Thursday, June 16, 2011

Road Warrior

Musa is a young Maasai warrior-in-training from a village about 450 kms outside Nairobi. Today though, he has put aside his spear to make a few bucks as my driver, translator and shopping wingman while I’m in Nairobi on a 10-hour layover. I am embarking on the first of three scheduled “post rotation” trips home. In the middle of preparations to leave, I receive an unexpected bonus – my boss tells me to take an extra few weeks in the States due to mounting security problems in Sudan. It seems a relief worker recently was shot at during a drunken attempt to carjack her vehicle; also the northern army last week opened a new front on the border, invading and bombing Southern Kordofan in an attempt to push southern-aligned people out in advance of partition on July 9th. My company has cautiously decided to thin out the staff a bit during the buildup to independence, just in case.

A Kenyan colleague who works in our Nairobi office suggests I hire Musa to take me around. I meet him in the afternoon on Friday, after my flight gets in from Juba. Musa is about my height with a round face, short hair and a day’s worth of stubble. He is dressed for city work in jeans and a white polo and drives a silver four-door compact. My plan for the afternoon is to shop a couple hours, then have dinner at what is supposed to be a good Indian place, and get to the airport around 7 pm, about 3.5 hours ahead of my flight. Musa is affable and easy to talk to, and says it’s no problem. He knows I want to look for locally-made items and takes me to a store where crafts are hand-made by disabled Kenyans, who benefit from the shop’s sales. I had wanted to pick up presents in Sudan before leaving but could not find a gift-oriented market or any place selling arts/crafts of any kind, anywhere in Southern Sudan, except for one tiny shop in Juba called The Roots Project. The only toys I ever saw kids playing with were used rubber bike tires (rolled by stick-wielding boys up and down dirt roads), and once I saw two kids pulling small cars made from milk boxes with bottle cap wheels.

### ENTRIES SUPPLIED
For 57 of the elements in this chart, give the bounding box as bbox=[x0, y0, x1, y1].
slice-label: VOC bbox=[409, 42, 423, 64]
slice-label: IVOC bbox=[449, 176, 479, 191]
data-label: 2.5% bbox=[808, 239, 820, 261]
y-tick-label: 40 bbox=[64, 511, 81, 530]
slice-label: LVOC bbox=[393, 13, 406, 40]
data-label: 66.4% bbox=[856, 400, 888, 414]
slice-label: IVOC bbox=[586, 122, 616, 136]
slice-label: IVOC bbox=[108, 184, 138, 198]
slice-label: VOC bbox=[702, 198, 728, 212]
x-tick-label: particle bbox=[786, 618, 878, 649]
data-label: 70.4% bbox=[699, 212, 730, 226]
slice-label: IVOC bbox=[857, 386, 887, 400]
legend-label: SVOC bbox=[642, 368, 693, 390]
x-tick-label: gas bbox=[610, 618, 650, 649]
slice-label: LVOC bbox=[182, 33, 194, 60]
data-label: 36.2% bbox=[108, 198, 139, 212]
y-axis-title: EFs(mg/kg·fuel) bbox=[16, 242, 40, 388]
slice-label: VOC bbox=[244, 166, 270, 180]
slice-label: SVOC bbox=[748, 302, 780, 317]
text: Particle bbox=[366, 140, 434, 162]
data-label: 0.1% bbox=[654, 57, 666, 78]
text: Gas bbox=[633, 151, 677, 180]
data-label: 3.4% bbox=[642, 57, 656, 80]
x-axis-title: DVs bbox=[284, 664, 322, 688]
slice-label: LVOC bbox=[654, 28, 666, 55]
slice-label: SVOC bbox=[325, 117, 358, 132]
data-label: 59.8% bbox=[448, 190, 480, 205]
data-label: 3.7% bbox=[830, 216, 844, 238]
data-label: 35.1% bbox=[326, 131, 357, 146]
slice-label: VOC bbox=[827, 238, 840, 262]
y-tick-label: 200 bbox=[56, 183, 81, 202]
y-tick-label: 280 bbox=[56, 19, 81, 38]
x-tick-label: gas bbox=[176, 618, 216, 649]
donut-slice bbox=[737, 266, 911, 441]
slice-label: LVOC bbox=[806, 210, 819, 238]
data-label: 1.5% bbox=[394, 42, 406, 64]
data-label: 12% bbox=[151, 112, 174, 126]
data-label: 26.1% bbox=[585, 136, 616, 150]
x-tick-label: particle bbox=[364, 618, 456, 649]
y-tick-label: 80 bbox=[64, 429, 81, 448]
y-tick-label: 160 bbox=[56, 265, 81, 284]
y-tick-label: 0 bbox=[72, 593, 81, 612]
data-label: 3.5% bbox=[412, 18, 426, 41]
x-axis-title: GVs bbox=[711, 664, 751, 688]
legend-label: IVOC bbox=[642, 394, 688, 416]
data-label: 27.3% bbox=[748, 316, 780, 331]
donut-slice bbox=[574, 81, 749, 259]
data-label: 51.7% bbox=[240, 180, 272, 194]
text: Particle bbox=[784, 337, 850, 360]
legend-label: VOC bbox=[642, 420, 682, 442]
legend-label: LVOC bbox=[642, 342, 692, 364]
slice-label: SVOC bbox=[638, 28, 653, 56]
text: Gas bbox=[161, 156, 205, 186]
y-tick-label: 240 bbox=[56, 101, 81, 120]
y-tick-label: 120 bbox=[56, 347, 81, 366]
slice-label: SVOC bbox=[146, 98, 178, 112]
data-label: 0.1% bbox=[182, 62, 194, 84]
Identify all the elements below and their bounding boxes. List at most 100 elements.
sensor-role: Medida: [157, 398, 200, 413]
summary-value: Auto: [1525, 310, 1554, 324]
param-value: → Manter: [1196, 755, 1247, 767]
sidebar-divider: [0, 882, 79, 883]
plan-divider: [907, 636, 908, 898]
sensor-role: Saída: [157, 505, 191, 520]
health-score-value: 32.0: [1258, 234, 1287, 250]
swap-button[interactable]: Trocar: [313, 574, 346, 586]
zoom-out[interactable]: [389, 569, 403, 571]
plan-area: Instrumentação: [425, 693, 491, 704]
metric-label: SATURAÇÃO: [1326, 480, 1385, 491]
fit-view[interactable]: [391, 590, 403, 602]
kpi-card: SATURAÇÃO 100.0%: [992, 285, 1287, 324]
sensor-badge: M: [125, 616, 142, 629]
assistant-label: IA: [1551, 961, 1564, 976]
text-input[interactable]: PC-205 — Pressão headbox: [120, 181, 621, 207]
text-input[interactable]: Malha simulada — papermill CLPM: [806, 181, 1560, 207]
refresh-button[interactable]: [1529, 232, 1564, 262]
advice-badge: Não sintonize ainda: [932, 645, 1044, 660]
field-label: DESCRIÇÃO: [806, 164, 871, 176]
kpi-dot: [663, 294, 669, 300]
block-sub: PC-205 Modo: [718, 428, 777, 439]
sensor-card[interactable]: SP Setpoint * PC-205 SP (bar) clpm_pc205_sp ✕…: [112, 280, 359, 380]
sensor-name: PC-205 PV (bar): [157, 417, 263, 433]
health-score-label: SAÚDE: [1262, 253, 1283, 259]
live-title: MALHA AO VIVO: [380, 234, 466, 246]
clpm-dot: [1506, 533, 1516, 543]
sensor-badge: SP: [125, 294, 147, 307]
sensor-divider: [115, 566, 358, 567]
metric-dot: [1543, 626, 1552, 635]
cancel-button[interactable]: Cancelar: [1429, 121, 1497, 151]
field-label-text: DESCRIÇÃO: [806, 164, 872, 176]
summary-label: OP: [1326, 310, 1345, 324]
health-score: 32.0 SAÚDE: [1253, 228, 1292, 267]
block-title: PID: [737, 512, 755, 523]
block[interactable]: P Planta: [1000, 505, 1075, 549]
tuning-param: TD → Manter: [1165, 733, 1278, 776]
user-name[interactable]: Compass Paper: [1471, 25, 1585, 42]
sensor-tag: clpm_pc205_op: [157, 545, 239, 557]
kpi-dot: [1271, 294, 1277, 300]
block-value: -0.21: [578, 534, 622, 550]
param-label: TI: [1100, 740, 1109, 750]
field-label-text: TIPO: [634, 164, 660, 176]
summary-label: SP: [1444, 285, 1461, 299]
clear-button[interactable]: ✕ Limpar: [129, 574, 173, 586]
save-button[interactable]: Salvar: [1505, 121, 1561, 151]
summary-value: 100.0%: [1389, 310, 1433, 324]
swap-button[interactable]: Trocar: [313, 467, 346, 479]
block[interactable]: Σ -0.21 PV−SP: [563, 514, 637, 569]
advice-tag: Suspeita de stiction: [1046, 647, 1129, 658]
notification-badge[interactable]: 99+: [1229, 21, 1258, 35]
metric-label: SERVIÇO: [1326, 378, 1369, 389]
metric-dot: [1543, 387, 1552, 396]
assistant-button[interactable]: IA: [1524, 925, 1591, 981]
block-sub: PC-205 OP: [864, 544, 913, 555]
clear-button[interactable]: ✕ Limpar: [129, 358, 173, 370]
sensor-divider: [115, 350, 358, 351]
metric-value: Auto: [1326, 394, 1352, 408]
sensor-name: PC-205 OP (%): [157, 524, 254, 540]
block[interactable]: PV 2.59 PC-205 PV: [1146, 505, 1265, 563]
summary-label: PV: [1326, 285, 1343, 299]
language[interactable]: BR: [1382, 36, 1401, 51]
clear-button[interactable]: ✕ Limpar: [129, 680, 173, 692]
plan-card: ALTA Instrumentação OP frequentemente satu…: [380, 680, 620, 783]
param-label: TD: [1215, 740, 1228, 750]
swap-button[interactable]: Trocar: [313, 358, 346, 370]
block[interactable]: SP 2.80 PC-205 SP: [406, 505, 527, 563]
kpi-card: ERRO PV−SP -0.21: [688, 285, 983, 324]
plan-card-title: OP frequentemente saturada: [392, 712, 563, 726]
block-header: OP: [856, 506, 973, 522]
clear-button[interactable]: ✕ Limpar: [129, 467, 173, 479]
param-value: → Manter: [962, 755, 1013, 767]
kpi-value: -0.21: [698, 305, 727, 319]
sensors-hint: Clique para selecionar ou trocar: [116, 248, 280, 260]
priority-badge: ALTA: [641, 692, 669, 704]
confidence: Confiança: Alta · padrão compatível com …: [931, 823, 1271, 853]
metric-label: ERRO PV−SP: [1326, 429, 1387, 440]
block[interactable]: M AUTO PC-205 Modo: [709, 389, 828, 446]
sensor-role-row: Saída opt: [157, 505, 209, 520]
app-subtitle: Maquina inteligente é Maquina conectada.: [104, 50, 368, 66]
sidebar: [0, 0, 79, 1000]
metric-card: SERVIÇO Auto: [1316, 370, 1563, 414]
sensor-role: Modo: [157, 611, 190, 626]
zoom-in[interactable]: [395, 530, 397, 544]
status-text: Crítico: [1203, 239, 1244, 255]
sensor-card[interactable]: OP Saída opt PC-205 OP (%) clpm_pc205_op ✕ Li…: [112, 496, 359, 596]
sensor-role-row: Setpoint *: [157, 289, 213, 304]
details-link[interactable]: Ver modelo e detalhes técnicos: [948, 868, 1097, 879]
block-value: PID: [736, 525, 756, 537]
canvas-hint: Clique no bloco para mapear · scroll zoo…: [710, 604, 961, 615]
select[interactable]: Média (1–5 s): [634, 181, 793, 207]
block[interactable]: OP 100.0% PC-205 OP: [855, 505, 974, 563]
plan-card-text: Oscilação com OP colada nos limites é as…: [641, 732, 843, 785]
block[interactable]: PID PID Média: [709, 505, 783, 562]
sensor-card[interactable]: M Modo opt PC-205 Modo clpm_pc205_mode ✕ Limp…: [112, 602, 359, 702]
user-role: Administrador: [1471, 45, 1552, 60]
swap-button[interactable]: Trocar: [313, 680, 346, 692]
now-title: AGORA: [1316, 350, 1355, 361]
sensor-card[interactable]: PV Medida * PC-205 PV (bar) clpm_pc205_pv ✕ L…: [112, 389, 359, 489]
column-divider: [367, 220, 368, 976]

### EXERCISES TO COMPLETE
A) In the Nairobi layover blog post, return the passage from "Musa is a young" up to and including "just in case.".
B) According to the Nairobi layover blog post, what roles does Musa take on for the narrator that day?
C) Extend the Nairobi layover blog post past its final sentence.

### ANSWERS TO EACH TASK
A)
Musa is a young Maasai warrior-in-training from a village about 450 kms outside Nairobi. Today though, he has put aside his spear to make a few bucks as my driver, translator and shopping wingman while I’m in Nairobi on a 10-hour layover. I am embarking on the first of three scheduled “post rotation” trips home. In the middle of preparations to leave, I receive an unexpected bonus – my boss tells me to take an extra few weeks in the States due to mounting security problems in Sudan. It seems a relief worker recently was shot at during a drunken attempt to carjack her vehicle; also the northern army last week opened a new front on the border, invading and bombing Southern Kordofan in an attempt to push southern-aligned people out in advance of partition on July 9th. My company has cautiously decided to thin out the staff a bit during the buildup to independence, just in case.

B) Driver, translator and shopping wingman.

C)
In Nairobi, though, at the store for disabled people, I find good stuff, including a bracelet made out of safety pins and green electrical wire and little animal pendants made out of scraps of Orange Fanta soda cans, for the kids. Musa next says he’ll take me to “Maasai Markets,” a big open-air crafts market that sets up in different parts of town on different days of the week. On the way there he apologizes for not wearing his traditional Maasai garb, which he sometimes does when driving Westerners around. He mutters a reason but I don’t catch it and tell him not to worry about it. We reach our next destination, which has the look and feel of an upscale mall in New Jersey. Big food court with stone fountains, tile flooring, recessed lighting, potted plants and flowers, plate glass store windows filled with expensive jewelry, watches, ceramics. Well-heeled Western, African and Asian clientele walking around sipping lattes and smoothies.

“This is the Maasai Market?” I ask, thinking maybe Musa decided I looked too much like a mall guy to take to a real market.

“It’s in the back,” he says.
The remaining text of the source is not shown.